▶ BRIEF
Among the entries below, find how many lines carry the word "ylabel" and state only that figure.

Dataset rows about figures
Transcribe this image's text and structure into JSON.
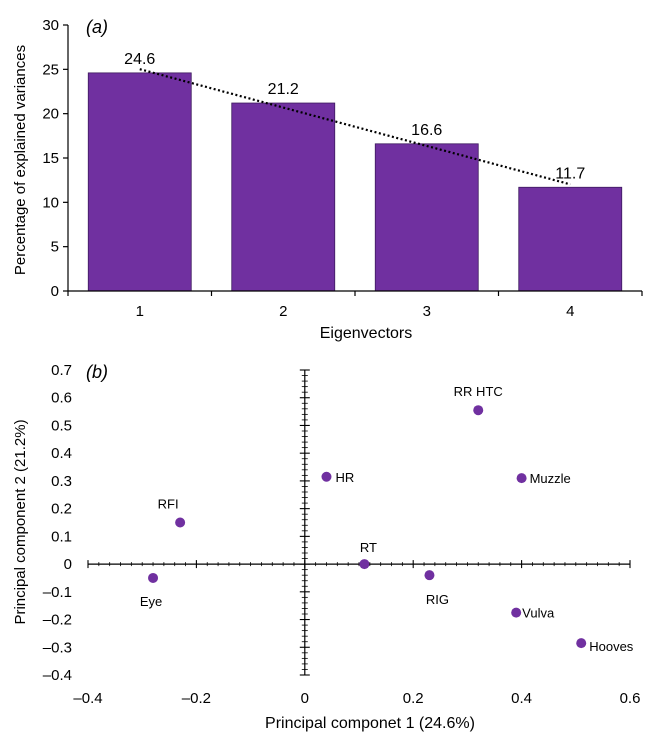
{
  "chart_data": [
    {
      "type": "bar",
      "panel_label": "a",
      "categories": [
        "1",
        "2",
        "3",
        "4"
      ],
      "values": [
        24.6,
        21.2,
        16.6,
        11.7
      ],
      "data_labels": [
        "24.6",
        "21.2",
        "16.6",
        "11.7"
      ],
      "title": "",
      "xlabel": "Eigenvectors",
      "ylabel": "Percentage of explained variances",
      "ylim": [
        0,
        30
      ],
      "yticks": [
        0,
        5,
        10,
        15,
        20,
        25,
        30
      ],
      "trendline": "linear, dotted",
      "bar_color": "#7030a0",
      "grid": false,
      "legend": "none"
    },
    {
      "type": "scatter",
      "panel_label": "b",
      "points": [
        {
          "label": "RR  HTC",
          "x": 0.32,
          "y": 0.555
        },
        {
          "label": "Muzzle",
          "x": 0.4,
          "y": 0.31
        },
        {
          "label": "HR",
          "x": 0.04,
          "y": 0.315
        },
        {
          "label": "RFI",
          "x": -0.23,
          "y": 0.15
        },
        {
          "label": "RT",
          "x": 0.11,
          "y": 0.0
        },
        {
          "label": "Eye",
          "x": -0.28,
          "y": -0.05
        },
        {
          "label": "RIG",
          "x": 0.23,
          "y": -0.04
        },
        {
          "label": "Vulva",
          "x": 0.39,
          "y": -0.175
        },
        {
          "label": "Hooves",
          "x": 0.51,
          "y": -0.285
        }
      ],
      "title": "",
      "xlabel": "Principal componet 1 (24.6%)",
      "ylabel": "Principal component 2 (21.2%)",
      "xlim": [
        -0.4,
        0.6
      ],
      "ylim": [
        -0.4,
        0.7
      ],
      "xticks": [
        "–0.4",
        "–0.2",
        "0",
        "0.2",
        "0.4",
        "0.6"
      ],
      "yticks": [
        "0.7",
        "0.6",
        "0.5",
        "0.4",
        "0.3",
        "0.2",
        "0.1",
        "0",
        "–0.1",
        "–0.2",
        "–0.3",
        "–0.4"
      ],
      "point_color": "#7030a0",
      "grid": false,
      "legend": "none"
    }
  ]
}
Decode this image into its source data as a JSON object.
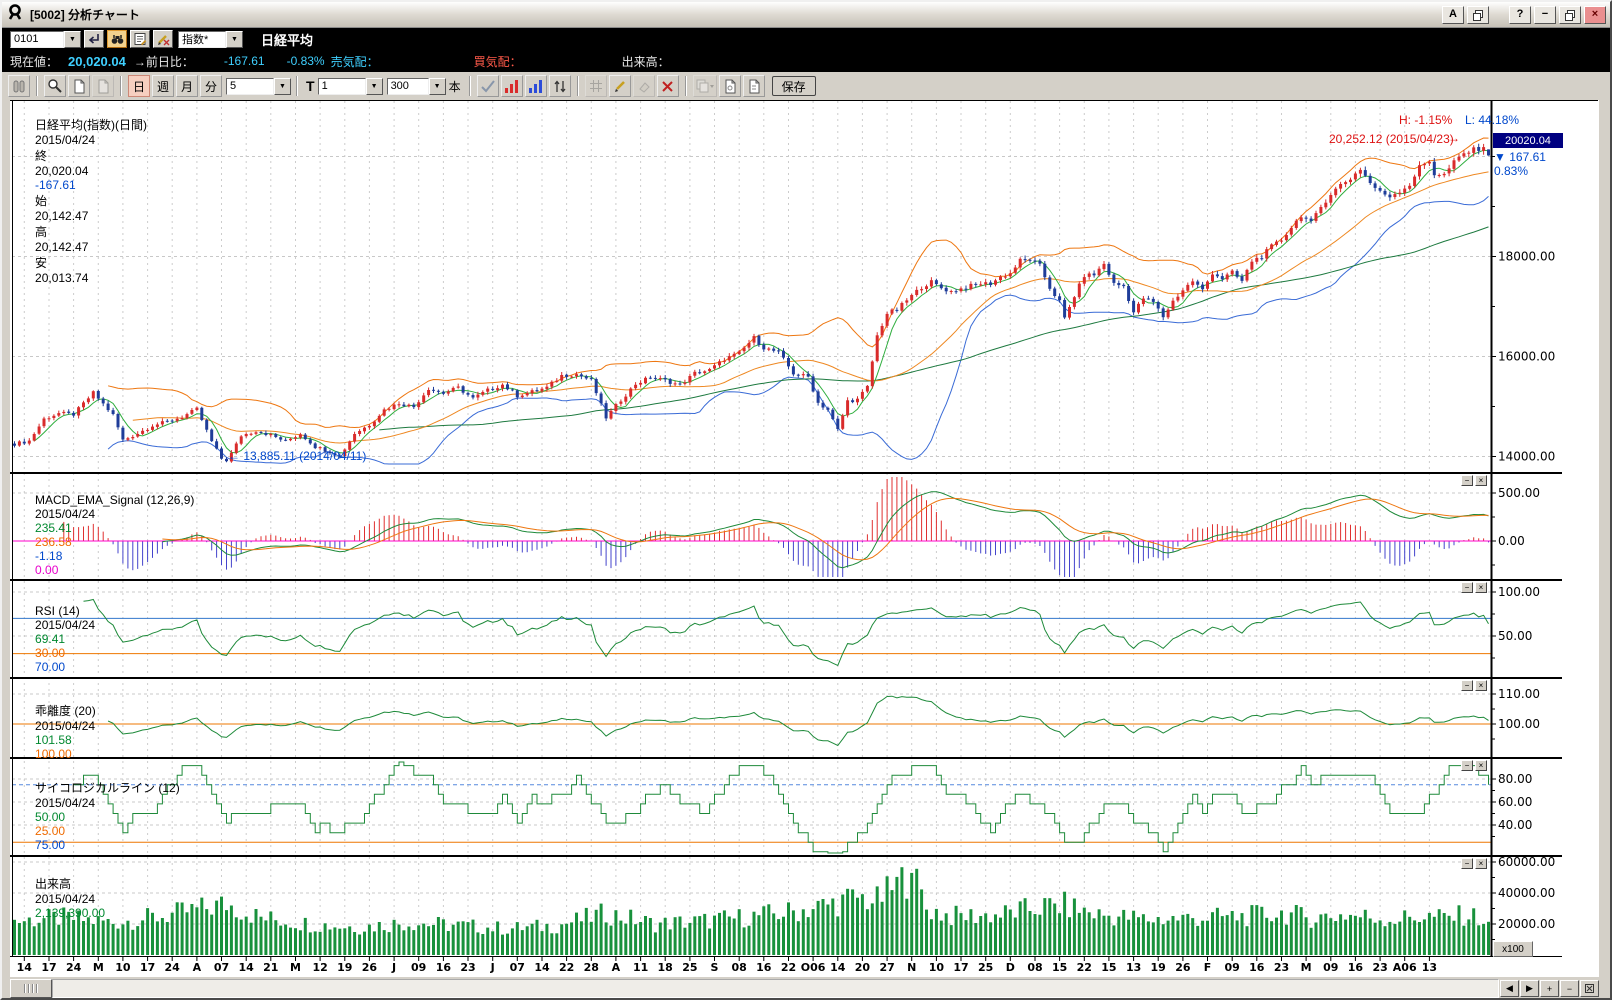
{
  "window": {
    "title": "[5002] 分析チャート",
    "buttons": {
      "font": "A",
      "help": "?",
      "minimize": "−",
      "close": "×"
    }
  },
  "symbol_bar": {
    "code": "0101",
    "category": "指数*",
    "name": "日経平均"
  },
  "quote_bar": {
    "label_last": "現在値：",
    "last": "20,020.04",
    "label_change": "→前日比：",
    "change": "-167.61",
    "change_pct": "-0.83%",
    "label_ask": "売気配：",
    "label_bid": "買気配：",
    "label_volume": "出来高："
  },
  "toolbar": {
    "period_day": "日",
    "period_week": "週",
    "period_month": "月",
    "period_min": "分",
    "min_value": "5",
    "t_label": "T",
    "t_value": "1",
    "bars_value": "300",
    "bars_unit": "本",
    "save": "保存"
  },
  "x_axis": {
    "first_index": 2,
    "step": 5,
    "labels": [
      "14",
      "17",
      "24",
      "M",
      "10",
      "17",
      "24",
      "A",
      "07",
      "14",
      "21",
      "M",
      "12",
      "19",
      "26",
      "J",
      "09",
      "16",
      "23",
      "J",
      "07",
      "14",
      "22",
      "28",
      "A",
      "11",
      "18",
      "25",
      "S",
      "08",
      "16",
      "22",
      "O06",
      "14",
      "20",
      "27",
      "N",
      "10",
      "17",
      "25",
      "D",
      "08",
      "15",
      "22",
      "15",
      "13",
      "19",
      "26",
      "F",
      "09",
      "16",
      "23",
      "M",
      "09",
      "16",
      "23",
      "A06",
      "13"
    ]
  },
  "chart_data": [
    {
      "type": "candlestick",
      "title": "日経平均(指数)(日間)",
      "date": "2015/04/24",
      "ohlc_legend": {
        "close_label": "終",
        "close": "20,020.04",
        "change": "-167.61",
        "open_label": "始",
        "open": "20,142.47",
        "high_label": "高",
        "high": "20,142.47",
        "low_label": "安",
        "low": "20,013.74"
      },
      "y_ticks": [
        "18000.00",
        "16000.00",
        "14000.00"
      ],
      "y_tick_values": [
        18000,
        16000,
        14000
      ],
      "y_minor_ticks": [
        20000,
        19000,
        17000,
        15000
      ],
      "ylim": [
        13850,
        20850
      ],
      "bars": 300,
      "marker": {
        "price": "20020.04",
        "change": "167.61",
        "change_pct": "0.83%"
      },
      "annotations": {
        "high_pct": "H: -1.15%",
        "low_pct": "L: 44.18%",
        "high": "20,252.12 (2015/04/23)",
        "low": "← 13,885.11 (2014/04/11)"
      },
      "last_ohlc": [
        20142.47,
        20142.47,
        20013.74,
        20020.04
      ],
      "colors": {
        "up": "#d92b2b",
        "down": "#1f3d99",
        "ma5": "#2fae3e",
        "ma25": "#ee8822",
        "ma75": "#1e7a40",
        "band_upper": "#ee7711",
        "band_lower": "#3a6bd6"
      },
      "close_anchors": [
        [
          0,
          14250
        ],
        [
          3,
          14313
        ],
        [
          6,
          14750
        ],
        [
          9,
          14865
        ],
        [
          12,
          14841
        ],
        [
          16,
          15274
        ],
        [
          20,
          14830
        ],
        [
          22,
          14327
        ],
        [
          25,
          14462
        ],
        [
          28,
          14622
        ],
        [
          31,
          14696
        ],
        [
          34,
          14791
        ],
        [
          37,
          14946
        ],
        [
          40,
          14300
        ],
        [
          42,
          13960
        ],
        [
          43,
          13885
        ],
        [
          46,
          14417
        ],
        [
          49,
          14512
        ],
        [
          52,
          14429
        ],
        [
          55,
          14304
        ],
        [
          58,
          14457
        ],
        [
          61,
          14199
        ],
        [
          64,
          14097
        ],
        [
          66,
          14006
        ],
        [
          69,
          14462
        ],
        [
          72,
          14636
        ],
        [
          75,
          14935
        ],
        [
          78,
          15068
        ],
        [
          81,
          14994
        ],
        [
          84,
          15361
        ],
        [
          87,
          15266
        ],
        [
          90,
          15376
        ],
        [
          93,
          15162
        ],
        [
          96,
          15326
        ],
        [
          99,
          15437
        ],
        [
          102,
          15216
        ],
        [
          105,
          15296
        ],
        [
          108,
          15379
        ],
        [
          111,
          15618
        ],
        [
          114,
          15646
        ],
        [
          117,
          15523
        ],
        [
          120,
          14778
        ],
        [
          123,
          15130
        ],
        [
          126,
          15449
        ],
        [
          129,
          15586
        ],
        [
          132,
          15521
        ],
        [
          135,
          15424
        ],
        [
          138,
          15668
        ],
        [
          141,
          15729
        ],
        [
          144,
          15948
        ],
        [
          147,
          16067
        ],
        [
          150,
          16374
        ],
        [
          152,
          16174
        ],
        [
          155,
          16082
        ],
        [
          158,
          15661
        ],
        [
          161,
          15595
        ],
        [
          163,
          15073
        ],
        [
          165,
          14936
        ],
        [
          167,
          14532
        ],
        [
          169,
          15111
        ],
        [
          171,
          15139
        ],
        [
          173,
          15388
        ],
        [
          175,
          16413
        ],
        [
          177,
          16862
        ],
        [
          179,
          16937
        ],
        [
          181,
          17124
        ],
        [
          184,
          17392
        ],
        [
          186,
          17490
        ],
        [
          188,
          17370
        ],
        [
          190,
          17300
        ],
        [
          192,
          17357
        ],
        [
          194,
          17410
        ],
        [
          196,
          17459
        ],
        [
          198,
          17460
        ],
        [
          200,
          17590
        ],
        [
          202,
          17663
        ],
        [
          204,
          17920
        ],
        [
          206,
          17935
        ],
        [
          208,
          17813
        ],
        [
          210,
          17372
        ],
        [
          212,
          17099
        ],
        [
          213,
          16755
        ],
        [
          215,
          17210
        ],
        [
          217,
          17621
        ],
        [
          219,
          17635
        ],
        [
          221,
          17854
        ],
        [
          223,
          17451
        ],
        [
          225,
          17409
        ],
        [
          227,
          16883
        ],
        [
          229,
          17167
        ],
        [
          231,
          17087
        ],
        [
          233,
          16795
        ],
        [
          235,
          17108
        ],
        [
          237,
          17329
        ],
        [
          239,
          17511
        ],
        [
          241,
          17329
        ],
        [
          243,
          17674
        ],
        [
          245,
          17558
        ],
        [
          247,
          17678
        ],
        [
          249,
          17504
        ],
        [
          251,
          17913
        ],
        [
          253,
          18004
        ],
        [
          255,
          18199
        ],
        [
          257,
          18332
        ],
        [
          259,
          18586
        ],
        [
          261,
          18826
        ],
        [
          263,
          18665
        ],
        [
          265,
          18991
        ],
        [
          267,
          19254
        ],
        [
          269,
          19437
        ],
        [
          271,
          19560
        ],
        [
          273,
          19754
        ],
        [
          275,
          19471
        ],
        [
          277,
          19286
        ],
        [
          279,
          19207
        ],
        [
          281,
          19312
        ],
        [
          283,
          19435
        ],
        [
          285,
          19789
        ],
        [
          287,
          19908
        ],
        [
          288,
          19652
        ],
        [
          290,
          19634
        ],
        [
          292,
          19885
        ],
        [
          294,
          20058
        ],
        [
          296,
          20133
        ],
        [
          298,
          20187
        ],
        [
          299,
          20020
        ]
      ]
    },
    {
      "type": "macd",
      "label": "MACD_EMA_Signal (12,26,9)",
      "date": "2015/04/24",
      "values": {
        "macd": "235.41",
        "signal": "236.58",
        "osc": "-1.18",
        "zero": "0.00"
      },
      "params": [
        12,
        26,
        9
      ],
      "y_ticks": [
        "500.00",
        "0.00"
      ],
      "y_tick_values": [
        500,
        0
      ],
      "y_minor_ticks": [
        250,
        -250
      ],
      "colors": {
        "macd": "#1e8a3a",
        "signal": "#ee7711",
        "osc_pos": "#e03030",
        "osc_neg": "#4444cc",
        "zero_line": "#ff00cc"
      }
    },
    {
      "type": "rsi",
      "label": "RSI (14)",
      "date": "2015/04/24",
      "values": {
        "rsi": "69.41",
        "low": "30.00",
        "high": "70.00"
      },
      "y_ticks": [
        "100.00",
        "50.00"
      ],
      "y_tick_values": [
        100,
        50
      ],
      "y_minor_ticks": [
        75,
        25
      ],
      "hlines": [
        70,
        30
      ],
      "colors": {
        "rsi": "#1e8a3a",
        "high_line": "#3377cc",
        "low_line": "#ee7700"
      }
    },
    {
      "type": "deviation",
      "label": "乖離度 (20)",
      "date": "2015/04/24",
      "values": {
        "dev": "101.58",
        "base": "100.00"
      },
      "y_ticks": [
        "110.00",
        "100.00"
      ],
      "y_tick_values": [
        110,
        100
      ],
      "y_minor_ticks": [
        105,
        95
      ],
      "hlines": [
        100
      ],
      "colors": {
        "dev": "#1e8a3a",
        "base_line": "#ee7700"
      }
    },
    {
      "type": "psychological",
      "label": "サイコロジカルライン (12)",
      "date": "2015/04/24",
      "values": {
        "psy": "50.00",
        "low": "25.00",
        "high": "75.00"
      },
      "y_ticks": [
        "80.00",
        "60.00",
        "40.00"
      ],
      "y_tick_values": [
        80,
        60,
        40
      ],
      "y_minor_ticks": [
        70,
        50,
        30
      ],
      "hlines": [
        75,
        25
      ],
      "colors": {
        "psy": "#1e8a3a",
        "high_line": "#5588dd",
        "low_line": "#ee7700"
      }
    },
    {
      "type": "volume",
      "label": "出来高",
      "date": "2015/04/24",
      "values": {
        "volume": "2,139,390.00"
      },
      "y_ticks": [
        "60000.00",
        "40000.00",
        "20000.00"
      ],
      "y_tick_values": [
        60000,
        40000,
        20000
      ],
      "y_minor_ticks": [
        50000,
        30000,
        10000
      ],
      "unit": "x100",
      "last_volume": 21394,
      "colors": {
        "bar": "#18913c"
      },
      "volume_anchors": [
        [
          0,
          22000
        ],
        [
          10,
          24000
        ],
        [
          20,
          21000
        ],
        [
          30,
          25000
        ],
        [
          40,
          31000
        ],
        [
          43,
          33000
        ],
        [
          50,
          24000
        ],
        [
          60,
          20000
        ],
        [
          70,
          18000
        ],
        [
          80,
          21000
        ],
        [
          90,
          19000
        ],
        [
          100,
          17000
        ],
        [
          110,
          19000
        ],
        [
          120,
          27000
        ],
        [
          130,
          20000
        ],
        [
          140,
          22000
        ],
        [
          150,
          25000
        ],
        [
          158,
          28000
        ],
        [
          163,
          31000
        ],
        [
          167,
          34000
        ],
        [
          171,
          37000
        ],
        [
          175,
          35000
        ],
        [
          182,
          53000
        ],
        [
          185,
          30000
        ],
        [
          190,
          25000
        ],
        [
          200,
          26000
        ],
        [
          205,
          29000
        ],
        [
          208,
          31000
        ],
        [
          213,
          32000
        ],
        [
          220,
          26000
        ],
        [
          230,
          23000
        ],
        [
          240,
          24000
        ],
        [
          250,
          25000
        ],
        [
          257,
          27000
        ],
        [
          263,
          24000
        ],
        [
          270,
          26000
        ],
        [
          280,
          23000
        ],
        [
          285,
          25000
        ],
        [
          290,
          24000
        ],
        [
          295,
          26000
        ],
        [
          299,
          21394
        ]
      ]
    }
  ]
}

▶ TASK RESULT
2